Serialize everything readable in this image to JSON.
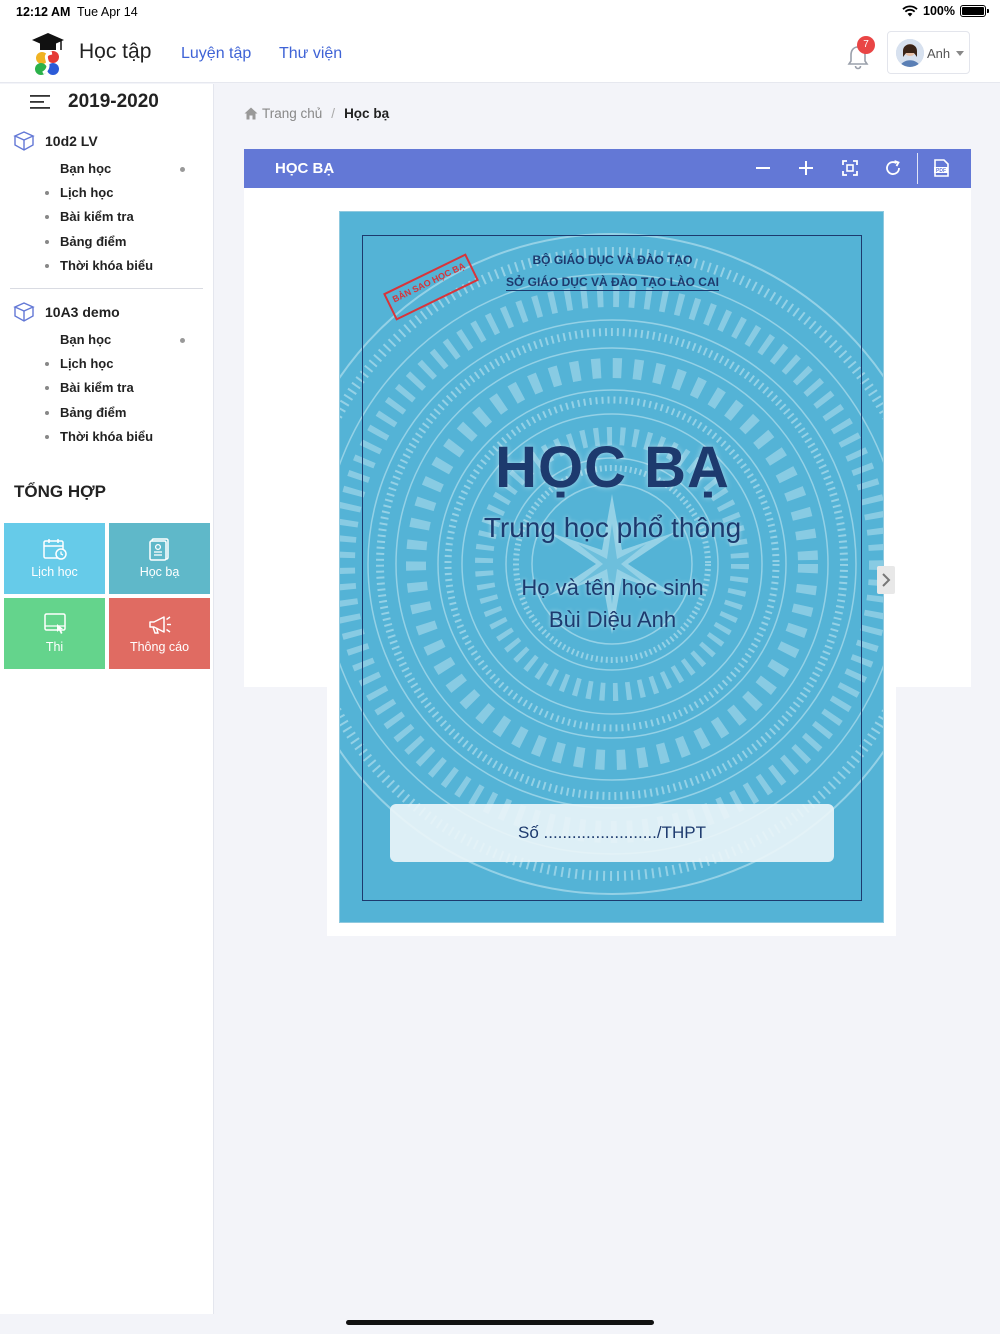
{
  "status_bar": {
    "time": "12:12 AM",
    "date": "Tue Apr 14",
    "battery": "100%"
  },
  "header": {
    "app_title": "Học tập",
    "nav": [
      "Luyện tập",
      "Thư viện"
    ],
    "notification_count": "7",
    "user_name": "Anh"
  },
  "sidebar": {
    "year": "2019-2020",
    "classes": [
      {
        "name": "10d2 LV",
        "items": [
          "Bạn học",
          "Lịch học",
          "Bài kiểm tra",
          "Bảng điểm",
          "Thời khóa biểu"
        ]
      },
      {
        "name": "10A3 demo",
        "items": [
          "Bạn học",
          "Lịch học",
          "Bài kiểm tra",
          "Bảng điểm",
          "Thời khóa biểu"
        ]
      }
    ],
    "summary_title": "TỔNG HỢP",
    "tiles": [
      {
        "label": "Lịch học",
        "color": "#66cbe9"
      },
      {
        "label": "Học bạ",
        "color": "#5fb8c9"
      },
      {
        "label": "Thi",
        "color": "#64d48c"
      },
      {
        "label": "Thông cáo",
        "color": "#e06b62"
      }
    ]
  },
  "breadcrumb": {
    "home": "Trang chủ",
    "current": "Học bạ"
  },
  "panel": {
    "title": "HỌC BẠ",
    "toolbar": [
      "zoom-out-icon",
      "zoom-in-icon",
      "fit-screen-icon",
      "rotate-icon",
      "pdf-icon"
    ]
  },
  "cover": {
    "ministry": "BỘ GIÁO DỤC VÀ ĐÀO TẠO",
    "department": "SỞ GIÁO DỤC VÀ ĐÀO TẠO LÀO CAI",
    "stamp": "BẢN SAO HỌC BẠ",
    "title": "HỌC BẠ",
    "subtitle": "Trung học phổ thông",
    "name_label": "Họ và tên học sinh",
    "student_name": "Bùi Diệu Anh",
    "number_line": "Số ......................../THPT",
    "colors": {
      "background": "#54b3d6",
      "ink": "#1d3a6e",
      "stamp": "#d8343a"
    }
  },
  "accent_color": "#6378d6"
}
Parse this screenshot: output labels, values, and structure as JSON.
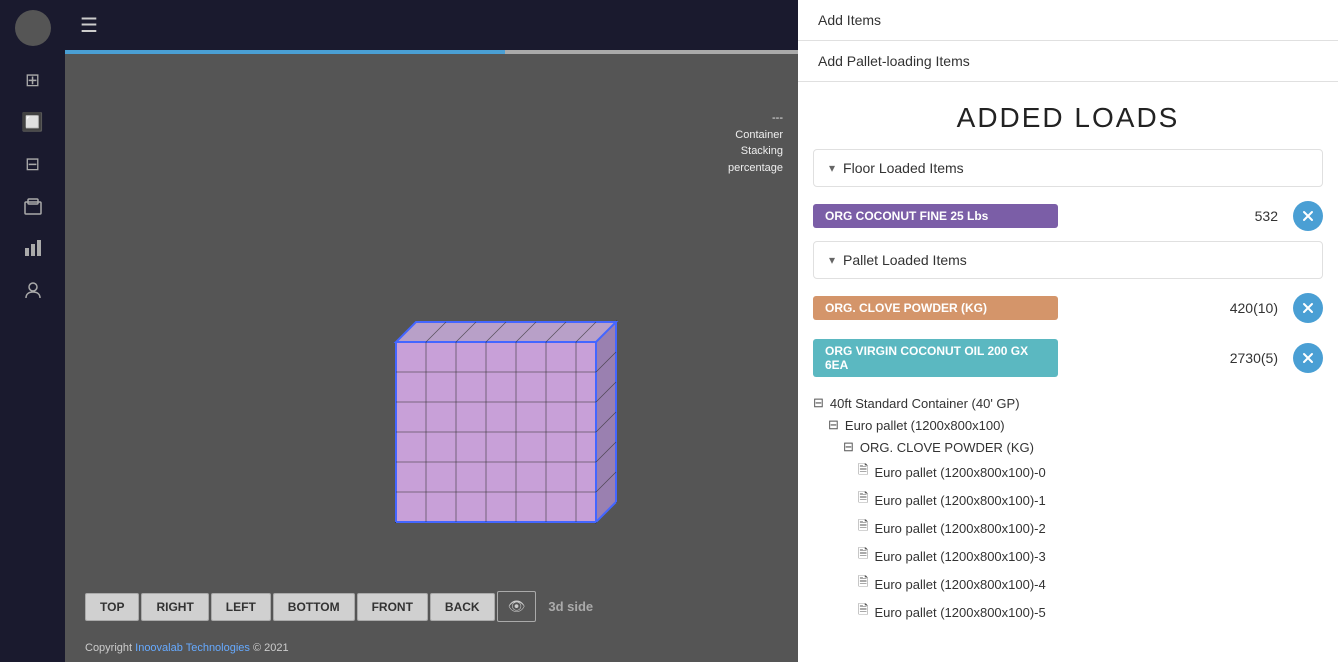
{
  "sidebar": {
    "icons": [
      "☰",
      "⊞",
      "⬛",
      "⊟",
      "📦",
      "📊",
      "👤"
    ]
  },
  "topbar": {
    "hamburger": "☰"
  },
  "viewport": {
    "info_lines": [
      "---",
      "Container",
      "Stacking",
      "percentage"
    ],
    "tabs": [
      "TOP",
      "RIGHT",
      "LEFT",
      "BOTTOM",
      "FRONT",
      "BACK"
    ],
    "tab_3d": "3d side"
  },
  "copyright": {
    "text_prefix": "Copyright ",
    "link_text": "Inoovalab Technologies",
    "text_suffix": " © 2021"
  },
  "right_panel": {
    "menu_items": [
      "Add Items",
      "Add Pallet-loading Items"
    ],
    "added_loads_title": "ADDED LOADS",
    "sections": [
      {
        "label": "Floor Loaded Items",
        "items": [
          {
            "name": "ORG COCONUT FINE 25 Lbs",
            "count": "532",
            "badge_class": "badge-purple"
          }
        ]
      },
      {
        "label": "Pallet Loaded Items",
        "items": [
          {
            "name": "ORG. CLOVE POWDER (KG)",
            "count": "420(10)",
            "badge_class": "badge-orange"
          },
          {
            "name": "ORG VIRGIN COCONUT OIL 200 GX 6EA",
            "count": "2730(5)",
            "badge_class": "badge-teal"
          }
        ]
      }
    ],
    "tree": {
      "root": "40ft Standard Container (40' GP)",
      "children": [
        {
          "label": "Euro pallet (1200x800x100)",
          "children": [
            {
              "label": "ORG. CLOVE POWDER (KG)",
              "children": [
                "Euro pallet (1200x800x100)-0",
                "Euro pallet (1200x800x100)-1",
                "Euro pallet (1200x800x100)-2",
                "Euro pallet (1200x800x100)-3",
                "Euro pallet (1200x800x100)-4",
                "Euro pallet (1200x800x100)-5"
              ]
            }
          ]
        }
      ]
    }
  }
}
:::
*Written exercise*
Pictures stay out; reproduce every line of the records exactly.

*Worked solution*
Serialize everything readable in this image to JSON.
{
  "status_bar": {
    "time": "12:12 AM",
    "date": "Tue Apr 14",
    "battery": "100%"
  },
  "header": {
    "app_title": "Học tập",
    "nav": [
      "Luyện tập",
      "Thư viện"
    ],
    "notification_count": "7",
    "user_name": "Anh"
  },
  "sidebar": {
    "year": "2019-2020",
    "classes": [
      {
        "name": "10d2 LV",
        "items": [
          "Bạn học",
          "Lịch học",
          "Bài kiểm tra",
          "Bảng điểm",
          "Thời khóa biểu"
        ]
      },
      {
        "name": "10A3 demo",
        "items": [
          "Bạn học",
          "Lịch học",
          "Bài kiểm tra",
          "Bảng điểm",
          "Thời khóa biểu"
        ]
      }
    ],
    "summary_title": "TỔNG HỢP",
    "tiles": [
      {
        "label": "Lịch học",
        "color": "#66cbe9"
      },
      {
        "label": "Học bạ",
        "color": "#5fb8c9"
      },
      {
        "label": "Thi",
        "color": "#64d48c"
      },
      {
        "label": "Thông cáo",
        "color": "#e06b62"
      }
    ]
  },
  "breadcrumb": {
    "home": "Trang chủ",
    "current": "Học bạ"
  },
  "panel": {
    "title": "HỌC BẠ",
    "toolbar": [
      "zoom-out-icon",
      "zoom-in-icon",
      "fit-screen-icon",
      "rotate-icon",
      "pdf-icon"
    ]
  },
  "cover": {
    "ministry": "BỘ GIÁO DỤC VÀ ĐÀO TẠO",
    "department": "SỞ GIÁO DỤC VÀ ĐÀO TẠO LÀO CAI",
    "stamp": "BẢN SAO HỌC BẠ",
    "title": "HỌC BẠ",
    "subtitle": "Trung học phổ thông",
    "name_label": "Họ và tên học sinh",
    "student_name": "Bùi Diệu Anh",
    "number_line": "Số ......................../THPT",
    "colors": {
      "background": "#54b3d6",
      "ink": "#1d3a6e",
      "stamp": "#d8343a"
    }
  },
  "accent_color": "#6378d6"
}
Parse this screenshot: output labels, values, and structure as JSON.
{
  "sidebar": {
    "icons": [
      "☰",
      "⊞",
      "⬛",
      "⊟",
      "📦",
      "📊",
      "👤"
    ]
  },
  "topbar": {
    "hamburger": "☰"
  },
  "viewport": {
    "info_lines": [
      "---",
      "Container",
      "Stacking",
      "percentage"
    ],
    "tabs": [
      "TOP",
      "RIGHT",
      "LEFT",
      "BOTTOM",
      "FRONT",
      "BACK"
    ],
    "tab_3d": "3d side"
  },
  "copyright": {
    "text_prefix": "Copyright ",
    "link_text": "Inoovalab Technologies",
    "text_suffix": " © 2021"
  },
  "right_panel": {
    "menu_items": [
      "Add Items",
      "Add Pallet-loading Items"
    ],
    "added_loads_title": "ADDED LOADS",
    "sections": [
      {
        "label": "Floor Loaded Items",
        "items": [
          {
            "name": "ORG COCONUT FINE 25 Lbs",
            "count": "532",
            "badge_class": "badge-purple"
          }
        ]
      },
      {
        "label": "Pallet Loaded Items",
        "items": [
          {
            "name": "ORG. CLOVE POWDER (KG)",
            "count": "420(10)",
            "badge_class": "badge-orange"
          },
          {
            "name": "ORG VIRGIN COCONUT OIL 200 GX 6EA",
            "count": "2730(5)",
            "badge_class": "badge-teal"
          }
        ]
      }
    ],
    "tree": {
      "root": "40ft Standard Container (40' GP)",
      "children": [
        {
          "label": "Euro pallet (1200x800x100)",
          "children": [
            {
              "label": "ORG. CLOVE POWDER (KG)",
              "children": [
                "Euro pallet (1200x800x100)-0",
                "Euro pallet (1200x800x100)-1",
                "Euro pallet (1200x800x100)-2",
                "Euro pallet (1200x800x100)-3",
                "Euro pallet (1200x800x100)-4",
                "Euro pallet (1200x800x100)-5"
              ]
            }
          ]
        }
      ]
    }
  }
}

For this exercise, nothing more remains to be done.